PASSAGE TO READ.
Nadia El-Awady, who you’ll recall as a science writer in Egypt who helped chronicle the revolution from Tahrir Square (she’s also organizing this year’s World Conference of Science Journalists in Doha), tried an experiment:
I experimented last week. I took off my hijab – the headscarf many Muslim women wear to cover their hair.
I have been wearing a headscarf when I leave the privacy of my home for 25 years, since I was 17. That’s a long long time in human years.
I took my hijab off during a recent trip to Europe. I wanted to know what it would feel like. I wanted to know how people’s perceptions of me would change and how my perception of myself would change. …
I went to the breakfast hall and immediately felt that I was invisible. I had become accustomed to being noticed – just ever so slightly – as a woman wearing hijab in Europe. It was usually more evident in the breakfast hall in hotels: a woman wearing the hijab, walking into the restaurant all alone. It’s not all that common as you can imagine. For the first time in my traveling years, I wasn’t noticed. And I IMMEDIATELY missed the attention. I was a bit hurt, I must admit. …
It really was an interesting experience. When I started comparing how I thought I was perceived without the hijab and how I thought I was perceived with it, I truly could not find any significant difference. That completely shocked me. Apart from that one feeling of relative invisibility and lack of attention at the hotel breakfast hall, I was pretty much invisible no matter what I wore when I went out. I even tried wearing a short dress and heels. Nothing.

WHAT TO DO.
Copy out the passage about Nadia El-Awady's hijab experiment word for word, from start to finish.

INFORMATION SUPPLIED.
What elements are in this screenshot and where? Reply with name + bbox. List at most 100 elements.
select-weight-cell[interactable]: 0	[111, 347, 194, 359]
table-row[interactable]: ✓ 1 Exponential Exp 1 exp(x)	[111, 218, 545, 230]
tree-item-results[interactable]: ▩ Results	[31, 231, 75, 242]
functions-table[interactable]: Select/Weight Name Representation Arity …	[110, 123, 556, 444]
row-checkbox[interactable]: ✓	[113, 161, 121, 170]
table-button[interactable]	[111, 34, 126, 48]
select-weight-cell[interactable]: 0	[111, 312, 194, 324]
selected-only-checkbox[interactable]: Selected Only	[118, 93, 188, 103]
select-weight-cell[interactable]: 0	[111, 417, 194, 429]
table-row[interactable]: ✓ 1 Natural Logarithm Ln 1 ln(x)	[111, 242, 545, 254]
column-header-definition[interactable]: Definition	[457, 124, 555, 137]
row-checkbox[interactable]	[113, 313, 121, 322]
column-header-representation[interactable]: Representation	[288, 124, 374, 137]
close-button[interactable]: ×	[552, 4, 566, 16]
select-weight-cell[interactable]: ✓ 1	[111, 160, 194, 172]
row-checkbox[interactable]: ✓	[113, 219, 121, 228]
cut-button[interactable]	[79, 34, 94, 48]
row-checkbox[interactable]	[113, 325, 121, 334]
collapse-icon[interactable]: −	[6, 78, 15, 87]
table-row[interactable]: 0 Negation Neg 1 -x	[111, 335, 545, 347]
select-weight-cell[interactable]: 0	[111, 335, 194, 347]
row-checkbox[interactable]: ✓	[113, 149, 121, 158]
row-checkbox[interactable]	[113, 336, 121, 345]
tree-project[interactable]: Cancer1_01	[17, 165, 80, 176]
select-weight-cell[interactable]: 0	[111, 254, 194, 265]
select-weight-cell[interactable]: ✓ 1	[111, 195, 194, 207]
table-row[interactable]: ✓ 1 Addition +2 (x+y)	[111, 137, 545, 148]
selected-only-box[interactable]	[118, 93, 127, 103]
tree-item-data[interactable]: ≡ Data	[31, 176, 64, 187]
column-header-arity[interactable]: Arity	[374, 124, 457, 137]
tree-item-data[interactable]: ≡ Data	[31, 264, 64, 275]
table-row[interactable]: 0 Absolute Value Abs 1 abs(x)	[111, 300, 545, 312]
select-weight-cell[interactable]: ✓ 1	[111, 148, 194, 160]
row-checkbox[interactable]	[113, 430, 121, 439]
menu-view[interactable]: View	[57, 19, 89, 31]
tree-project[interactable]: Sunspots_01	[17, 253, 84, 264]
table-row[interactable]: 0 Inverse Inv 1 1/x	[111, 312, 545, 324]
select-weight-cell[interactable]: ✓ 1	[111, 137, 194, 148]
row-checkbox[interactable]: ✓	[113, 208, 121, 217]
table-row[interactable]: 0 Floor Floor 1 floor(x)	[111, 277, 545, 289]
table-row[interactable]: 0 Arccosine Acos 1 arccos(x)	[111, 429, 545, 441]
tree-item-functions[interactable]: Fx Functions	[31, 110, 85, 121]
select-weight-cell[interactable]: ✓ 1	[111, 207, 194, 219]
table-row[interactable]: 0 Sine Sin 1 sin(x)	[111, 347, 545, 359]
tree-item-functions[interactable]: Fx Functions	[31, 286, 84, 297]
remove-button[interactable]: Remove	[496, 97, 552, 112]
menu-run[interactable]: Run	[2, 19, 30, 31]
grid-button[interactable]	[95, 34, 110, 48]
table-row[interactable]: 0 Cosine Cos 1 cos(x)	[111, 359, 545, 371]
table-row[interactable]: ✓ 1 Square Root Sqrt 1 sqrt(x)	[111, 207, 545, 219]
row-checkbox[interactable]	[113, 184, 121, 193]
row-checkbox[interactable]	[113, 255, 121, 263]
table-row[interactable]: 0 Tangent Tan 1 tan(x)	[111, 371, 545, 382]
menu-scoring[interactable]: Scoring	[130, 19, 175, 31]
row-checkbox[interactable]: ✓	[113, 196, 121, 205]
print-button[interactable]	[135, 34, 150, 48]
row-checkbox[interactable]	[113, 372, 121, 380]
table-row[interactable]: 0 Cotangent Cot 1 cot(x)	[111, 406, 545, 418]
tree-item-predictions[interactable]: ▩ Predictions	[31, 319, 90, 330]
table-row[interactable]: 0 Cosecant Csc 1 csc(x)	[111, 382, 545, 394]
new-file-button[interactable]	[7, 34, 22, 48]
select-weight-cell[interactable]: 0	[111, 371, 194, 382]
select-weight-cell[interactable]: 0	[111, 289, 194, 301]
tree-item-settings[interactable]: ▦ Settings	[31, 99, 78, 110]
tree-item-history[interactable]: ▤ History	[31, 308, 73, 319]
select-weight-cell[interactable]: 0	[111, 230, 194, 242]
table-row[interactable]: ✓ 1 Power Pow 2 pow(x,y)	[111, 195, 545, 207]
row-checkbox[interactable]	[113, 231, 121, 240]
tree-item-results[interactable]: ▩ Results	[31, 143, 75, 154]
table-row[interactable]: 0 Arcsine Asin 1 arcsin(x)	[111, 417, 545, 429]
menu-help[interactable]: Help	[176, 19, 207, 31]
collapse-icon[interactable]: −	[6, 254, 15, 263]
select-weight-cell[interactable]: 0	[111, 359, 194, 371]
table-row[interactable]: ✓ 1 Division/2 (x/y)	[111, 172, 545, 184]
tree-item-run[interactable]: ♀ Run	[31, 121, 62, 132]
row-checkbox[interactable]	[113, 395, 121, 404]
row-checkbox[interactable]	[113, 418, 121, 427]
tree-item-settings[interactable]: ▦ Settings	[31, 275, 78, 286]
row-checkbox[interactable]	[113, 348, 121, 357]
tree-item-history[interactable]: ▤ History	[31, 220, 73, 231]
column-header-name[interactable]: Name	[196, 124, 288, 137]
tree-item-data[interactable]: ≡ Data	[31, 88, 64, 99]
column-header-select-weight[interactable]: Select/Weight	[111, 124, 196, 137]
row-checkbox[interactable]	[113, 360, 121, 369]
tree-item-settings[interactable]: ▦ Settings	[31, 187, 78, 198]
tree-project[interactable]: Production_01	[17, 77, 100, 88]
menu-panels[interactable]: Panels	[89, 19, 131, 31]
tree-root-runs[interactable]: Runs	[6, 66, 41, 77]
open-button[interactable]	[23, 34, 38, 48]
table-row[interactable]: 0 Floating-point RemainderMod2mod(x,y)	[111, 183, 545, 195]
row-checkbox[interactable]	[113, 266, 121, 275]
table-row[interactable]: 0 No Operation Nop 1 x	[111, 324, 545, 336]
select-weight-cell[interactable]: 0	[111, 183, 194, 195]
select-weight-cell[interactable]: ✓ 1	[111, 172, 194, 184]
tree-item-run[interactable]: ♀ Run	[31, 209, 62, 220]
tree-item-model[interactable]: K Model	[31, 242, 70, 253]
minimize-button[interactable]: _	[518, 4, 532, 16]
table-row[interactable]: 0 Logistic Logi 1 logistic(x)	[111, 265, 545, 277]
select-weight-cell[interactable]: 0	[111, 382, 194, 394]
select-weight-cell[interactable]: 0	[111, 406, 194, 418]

WRITTEN ANSWER.
Nadia El-Awady, who you’ll recall as a science writer in Egypt who helped chronicle the revolution from Tahrir Square (she’s also organizing this year’s World Conference of Science Journalists in Doha), tried an experiment:
I experimented last week. I took off my hijab – the headscarf many Muslim women wear to cover their hair.
I have been wearing a headscarf when I leave the privacy of my home for 25 years, since I was 17. That’s a long long time in human years.
I took my hijab off during a recent trip to Europe. I wanted to know what it would feel like. I wanted to know how people’s perceptions of me would change and how my perception of myself would change. …
I went to the breakfast hall and immediately felt that I was invisible. I had become accustomed to being noticed – just ever so slightly – as a woman wearing hijab in Europe. It was usually more evident in the breakfast hall in hotels: a woman wearing the hijab, walking into the restaurant all alone. It’s not all that common as you can imagine. For the first time in my traveling years, I wasn’t noticed. And I IMMEDIATELY missed the attention. I was a bit hurt, I must admit. …
It really was an interesting experience. When I started comparing how I thought I was perceived without the hijab and how I thought I was perceived with it, I truly could not find any significant difference. That completely shocked me. Apart from that one feeling of relative invisibility and lack of attention at the hotel breakfast hall, I was pretty much invisible no matter what I wore when I went out. I even tried wearing a short dress and heels. Nothing.